= YOUR INSTRUCTIONS =
Please output every record below exactly as written, leaving out any pictures.

····················

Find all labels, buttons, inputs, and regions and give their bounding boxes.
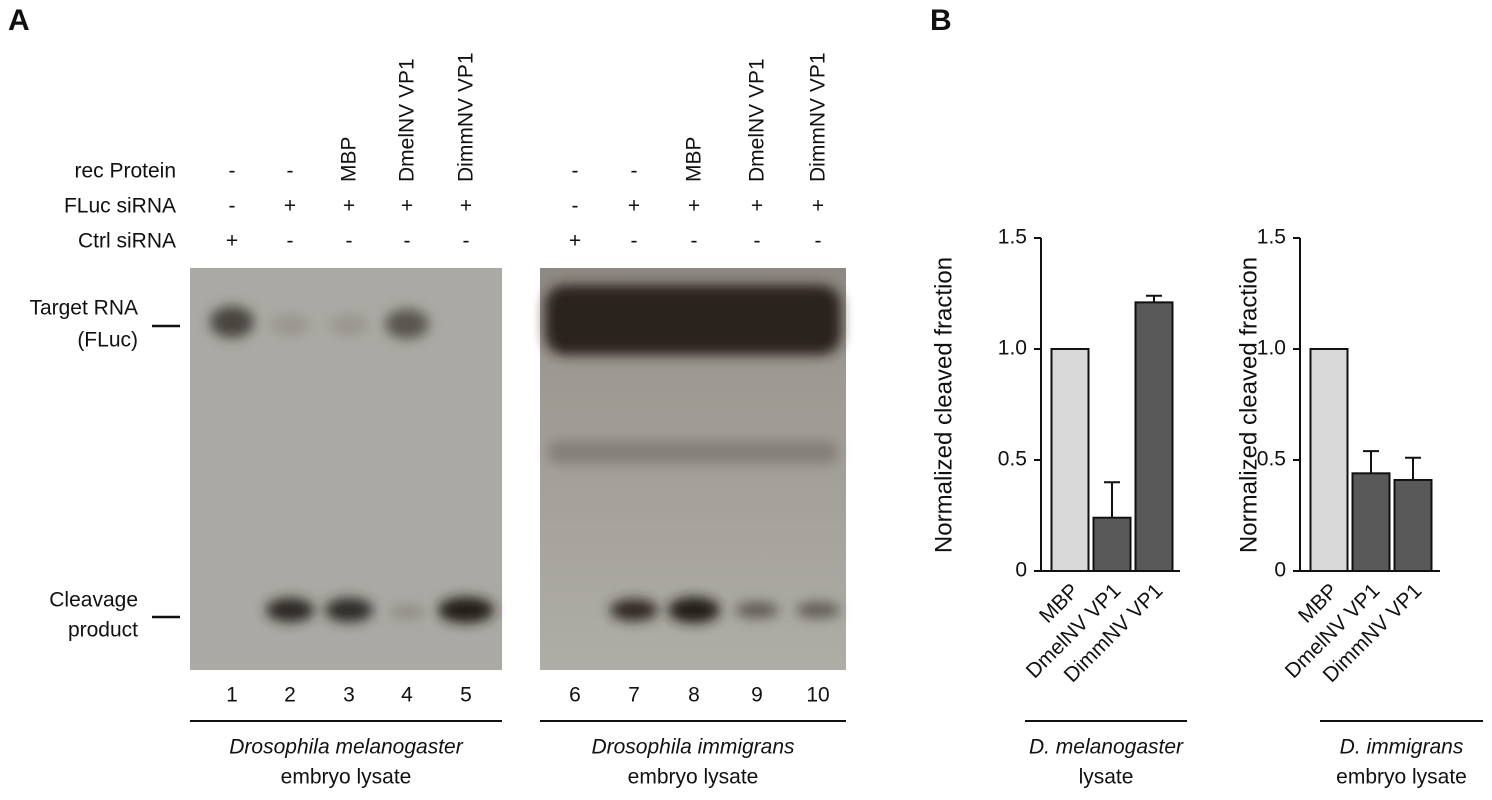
lane-number: 10	[806, 684, 829, 707]
bar	[1393, 478, 1433, 573]
lane-ctrl: +	[226, 230, 238, 253]
lane-number: 6	[569, 684, 581, 707]
error-bar	[1104, 481, 1120, 518]
lane-protein: DimmNV VP1	[455, 52, 478, 182]
lane-ctrl: -	[754, 230, 761, 253]
error-bar	[1405, 456, 1421, 480]
lane-fluc: +	[751, 195, 763, 218]
row-label: Ctrl siRNA	[78, 230, 176, 253]
y-tick-label: 1.5	[1257, 226, 1286, 249]
bar	[1309, 348, 1349, 572]
lane-fluc: +	[460, 195, 472, 218]
footer-lysate: lysate	[1079, 766, 1134, 789]
y-axis-label: Normalized cleaved fraction	[1235, 257, 1262, 553]
bar	[1134, 301, 1174, 572]
gel-image	[190, 268, 846, 670]
y-tick-label: 0	[1274, 559, 1286, 582]
lane-fluc: -	[229, 195, 236, 218]
lane-protein: DmelNV VP1	[396, 58, 419, 182]
lane-fluc: +	[401, 195, 413, 218]
footer-lysate: embryo lysate	[1336, 766, 1467, 789]
panel-letter: A	[8, 4, 30, 37]
y-tick-label: 1.0	[998, 337, 1027, 360]
lane-ctrl: -	[404, 230, 411, 253]
y-tick-label: 1.5	[998, 226, 1027, 249]
error-bar	[1146, 294, 1162, 303]
group-lysate: embryo lysate	[628, 766, 759, 789]
lane-ctrl: -	[287, 230, 294, 253]
bar	[1092, 516, 1132, 572]
lane-ctrl: +	[569, 230, 581, 253]
lane-number: 5	[460, 684, 472, 707]
lane-number: 8	[688, 684, 700, 707]
group-species: Drosophila melanogaster	[229, 736, 463, 759]
lane-protein: -	[572, 160, 579, 183]
lane-ctrl: -	[346, 230, 353, 253]
group-lysate: embryo lysate	[281, 766, 412, 789]
marker-label: product	[68, 619, 138, 642]
row-label: rec Protein	[74, 160, 176, 183]
lane-number: 2	[284, 684, 296, 707]
lane-number: 1	[226, 684, 238, 707]
lane-ctrl: -	[691, 230, 698, 253]
lane-fluc: +	[812, 195, 824, 218]
footer-species: D. immigrans	[1340, 736, 1464, 759]
lane-fluc: +	[284, 195, 296, 218]
lane-protein: DmelNV VP1	[746, 58, 769, 182]
lane-protein: -	[631, 160, 638, 183]
marker-label: Target RNA	[29, 297, 138, 320]
lane-protein: -	[229, 160, 236, 183]
y-tick-label: 0	[1015, 559, 1027, 582]
y-tick-label: 1.0	[1257, 337, 1286, 360]
lane-number: 7	[628, 684, 640, 707]
marker-label: Cleavage	[49, 589, 138, 612]
lane-fluc: -	[572, 195, 579, 218]
lane-fluc: +	[688, 195, 700, 218]
row-label: FLuc siRNA	[64, 195, 176, 218]
footer-species: D. melanogaster	[1029, 736, 1184, 759]
lane-protein: DimmNV VP1	[807, 52, 830, 182]
lane-fluc: +	[343, 195, 355, 218]
panel-letter: B	[930, 4, 952, 37]
bar	[1351, 472, 1391, 573]
error-bar	[1363, 450, 1379, 474]
lane-protein: MBP	[338, 136, 361, 182]
lane-number: 9	[751, 684, 763, 707]
y-axis-label: Normalized cleaved fraction	[930, 257, 957, 553]
y-tick-label: 0.5	[1257, 448, 1286, 471]
y-tick-label: 0.5	[998, 448, 1027, 471]
lane-ctrl: -	[631, 230, 638, 253]
lane-protein: MBP	[683, 136, 706, 182]
group-species: Drosophila immigrans	[591, 736, 795, 759]
lane-ctrl: -	[463, 230, 470, 253]
lane-protein: -	[287, 160, 294, 183]
lane-number: 3	[343, 684, 355, 707]
marker-label: (FLuc)	[77, 329, 138, 352]
bar	[1050, 348, 1090, 572]
lane-ctrl: -	[815, 230, 822, 253]
lane-fluc: +	[628, 195, 640, 218]
lane-number: 4	[401, 684, 413, 707]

····················

= ANSWER TO THE PROBLEM =
Find all labels, buttons, inputs, and regions and give their bounding boxes.
lane-number: 10	[806, 684, 829, 707]
bar	[1393, 478, 1433, 573]
lane-ctrl: +	[226, 230, 238, 253]
lane-number: 6	[569, 684, 581, 707]
error-bar	[1104, 481, 1120, 518]
lane-protein: DimmNV VP1	[455, 52, 478, 182]
lane-ctrl: -	[754, 230, 761, 253]
error-bar	[1405, 456, 1421, 480]
lane-fluc: +	[751, 195, 763, 218]
row-label: Ctrl siRNA	[78, 230, 176, 253]
y-tick-label: 1.5	[1257, 226, 1286, 249]
bar	[1309, 348, 1349, 572]
lane-fluc: +	[460, 195, 472, 218]
footer-lysate: lysate	[1079, 766, 1134, 789]
y-axis-label: Normalized cleaved fraction	[1235, 257, 1262, 553]
bar	[1134, 301, 1174, 572]
gel-image	[190, 268, 846, 670]
y-tick-label: 0	[1274, 559, 1286, 582]
lane-fluc: -	[229, 195, 236, 218]
lane-protein: DmelNV VP1	[396, 58, 419, 182]
lane-fluc: +	[401, 195, 413, 218]
footer-lysate: embryo lysate	[1336, 766, 1467, 789]
panel-letter: A	[8, 4, 30, 37]
y-tick-label: 1.0	[998, 337, 1027, 360]
lane-ctrl: -	[404, 230, 411, 253]
y-tick-label: 1.5	[998, 226, 1027, 249]
error-bar	[1146, 294, 1162, 303]
group-lysate: embryo lysate	[628, 766, 759, 789]
lane-ctrl: -	[287, 230, 294, 253]
bar	[1092, 516, 1132, 572]
lane-ctrl: +	[569, 230, 581, 253]
lane-number: 5	[460, 684, 472, 707]
lane-number: 8	[688, 684, 700, 707]
group-species: Drosophila melanogaster	[229, 736, 463, 759]
lane-protein: -	[572, 160, 579, 183]
lane-ctrl: -	[346, 230, 353, 253]
group-lysate: embryo lysate	[281, 766, 412, 789]
marker-label: product	[68, 619, 138, 642]
row-label: rec Protein	[74, 160, 176, 183]
lane-number: 2	[284, 684, 296, 707]
lane-number: 1	[226, 684, 238, 707]
lane-ctrl: -	[691, 230, 698, 253]
lane-fluc: +	[812, 195, 824, 218]
footer-species: D. immigrans	[1340, 736, 1464, 759]
lane-fluc: +	[284, 195, 296, 218]
lane-protein: DmelNV VP1	[746, 58, 769, 182]
lane-protein: -	[631, 160, 638, 183]
marker-label: Target RNA	[29, 297, 138, 320]
lane-protein: -	[229, 160, 236, 183]
y-tick-label: 0	[1015, 559, 1027, 582]
y-tick-label: 1.0	[1257, 337, 1286, 360]
lane-number: 7	[628, 684, 640, 707]
marker-label: Cleavage	[49, 589, 138, 612]
lane-fluc: -	[572, 195, 579, 218]
lane-fluc: +	[688, 195, 700, 218]
row-label: FLuc siRNA	[64, 195, 176, 218]
footer-species: D. melanogaster	[1029, 736, 1184, 759]
lane-protein: DimmNV VP1	[807, 52, 830, 182]
lane-fluc: +	[343, 195, 355, 218]
panel-letter: B	[930, 4, 952, 37]
bar	[1351, 472, 1391, 573]
error-bar	[1363, 450, 1379, 474]
lane-protein: MBP	[338, 136, 361, 182]
lane-number: 9	[751, 684, 763, 707]
y-axis-label: Normalized cleaved fraction	[930, 257, 957, 553]
y-tick-label: 0.5	[1257, 448, 1286, 471]
y-tick-label: 0.5	[998, 448, 1027, 471]
lane-ctrl: -	[631, 230, 638, 253]
lane-protein: MBP	[683, 136, 706, 182]
group-species: Drosophila immigrans	[591, 736, 795, 759]
lane-ctrl: -	[463, 230, 470, 253]
lane-protein: -	[287, 160, 294, 183]
lane-number: 3	[343, 684, 355, 707]
marker-label: (FLuc)	[77, 329, 138, 352]
bar	[1050, 348, 1090, 572]
lane-ctrl: -	[815, 230, 822, 253]
lane-fluc: +	[628, 195, 640, 218]
lane-number: 4	[401, 684, 413, 707]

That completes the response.